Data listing

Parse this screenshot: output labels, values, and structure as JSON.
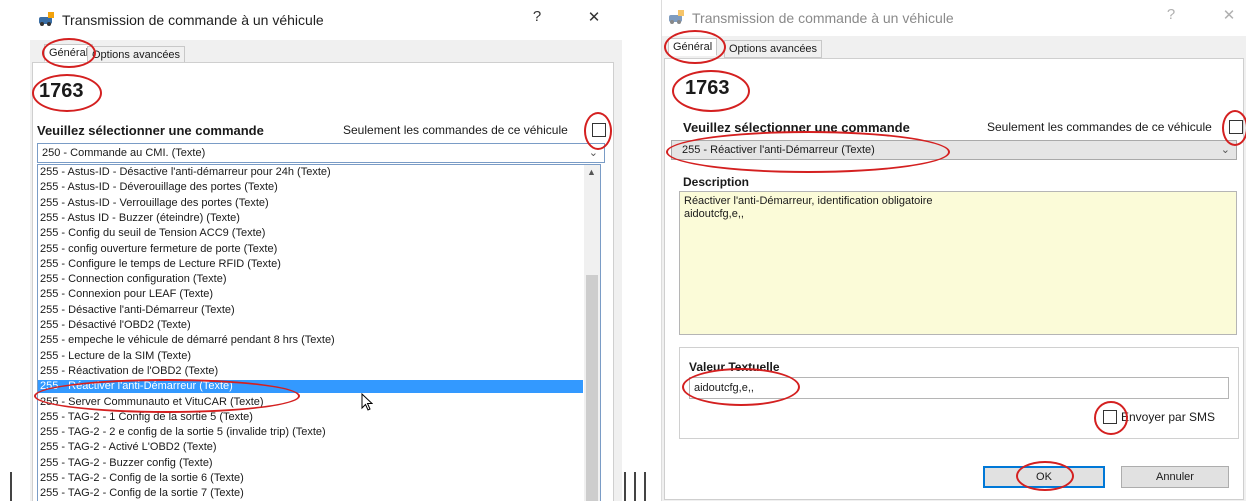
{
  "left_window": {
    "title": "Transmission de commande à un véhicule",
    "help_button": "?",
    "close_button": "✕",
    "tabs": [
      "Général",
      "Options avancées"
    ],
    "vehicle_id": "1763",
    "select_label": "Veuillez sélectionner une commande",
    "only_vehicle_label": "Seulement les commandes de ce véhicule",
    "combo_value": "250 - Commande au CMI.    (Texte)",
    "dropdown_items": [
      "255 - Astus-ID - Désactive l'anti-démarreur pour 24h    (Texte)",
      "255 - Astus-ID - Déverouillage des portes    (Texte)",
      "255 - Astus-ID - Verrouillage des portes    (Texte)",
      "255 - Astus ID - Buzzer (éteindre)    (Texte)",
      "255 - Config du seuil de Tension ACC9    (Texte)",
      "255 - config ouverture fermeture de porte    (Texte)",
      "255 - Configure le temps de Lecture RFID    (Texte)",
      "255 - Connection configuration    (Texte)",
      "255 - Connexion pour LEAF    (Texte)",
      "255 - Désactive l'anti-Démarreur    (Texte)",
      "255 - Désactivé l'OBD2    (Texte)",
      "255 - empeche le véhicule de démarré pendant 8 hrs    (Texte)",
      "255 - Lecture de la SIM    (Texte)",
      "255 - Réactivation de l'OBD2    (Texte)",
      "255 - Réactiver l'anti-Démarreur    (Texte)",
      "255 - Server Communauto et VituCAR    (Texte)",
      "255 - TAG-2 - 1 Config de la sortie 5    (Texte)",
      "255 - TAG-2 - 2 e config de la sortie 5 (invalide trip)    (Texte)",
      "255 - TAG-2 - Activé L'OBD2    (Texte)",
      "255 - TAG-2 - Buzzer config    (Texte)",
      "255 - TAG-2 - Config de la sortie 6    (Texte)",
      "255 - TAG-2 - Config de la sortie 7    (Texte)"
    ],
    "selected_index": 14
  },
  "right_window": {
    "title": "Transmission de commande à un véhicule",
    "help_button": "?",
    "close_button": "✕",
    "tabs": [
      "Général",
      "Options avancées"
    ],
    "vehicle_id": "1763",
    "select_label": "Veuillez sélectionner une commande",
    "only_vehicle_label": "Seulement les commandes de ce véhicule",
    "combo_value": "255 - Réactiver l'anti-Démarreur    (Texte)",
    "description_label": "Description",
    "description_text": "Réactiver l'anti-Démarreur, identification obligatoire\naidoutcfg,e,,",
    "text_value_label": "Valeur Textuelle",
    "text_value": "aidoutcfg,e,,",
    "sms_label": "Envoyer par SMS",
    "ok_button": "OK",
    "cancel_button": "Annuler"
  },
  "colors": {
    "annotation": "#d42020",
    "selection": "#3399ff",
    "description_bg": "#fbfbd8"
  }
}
* * *
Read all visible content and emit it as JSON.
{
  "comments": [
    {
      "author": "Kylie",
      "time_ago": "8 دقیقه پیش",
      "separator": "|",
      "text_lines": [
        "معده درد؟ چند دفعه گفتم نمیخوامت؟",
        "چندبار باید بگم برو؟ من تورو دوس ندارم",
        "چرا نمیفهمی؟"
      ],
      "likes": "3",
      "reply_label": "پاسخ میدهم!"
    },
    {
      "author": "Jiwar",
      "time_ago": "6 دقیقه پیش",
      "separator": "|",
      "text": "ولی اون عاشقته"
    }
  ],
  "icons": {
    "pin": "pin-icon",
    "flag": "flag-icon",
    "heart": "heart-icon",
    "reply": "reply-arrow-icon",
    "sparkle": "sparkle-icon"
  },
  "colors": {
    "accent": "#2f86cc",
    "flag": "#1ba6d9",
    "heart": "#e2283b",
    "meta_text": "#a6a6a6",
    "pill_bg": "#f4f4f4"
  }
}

* **Directions for this task**: Which lines contain "anti"? Show each of them.

* **Response**:
      "255 - Astus-ID - Désactive l'anti-démarreur pour 24h    (Texte)",
      "255 - Désactive l'anti-Démarreur    (Texte)",
      "255 - Réactiver l'anti-Démarreur    (Texte)",
    "combo_value": "255 - Réactiver l'anti-Démarreur    (Texte)",
    "description_text": "Réactiver l'anti-Démarreur, identification obligatoire\naidoutcfg,e,,",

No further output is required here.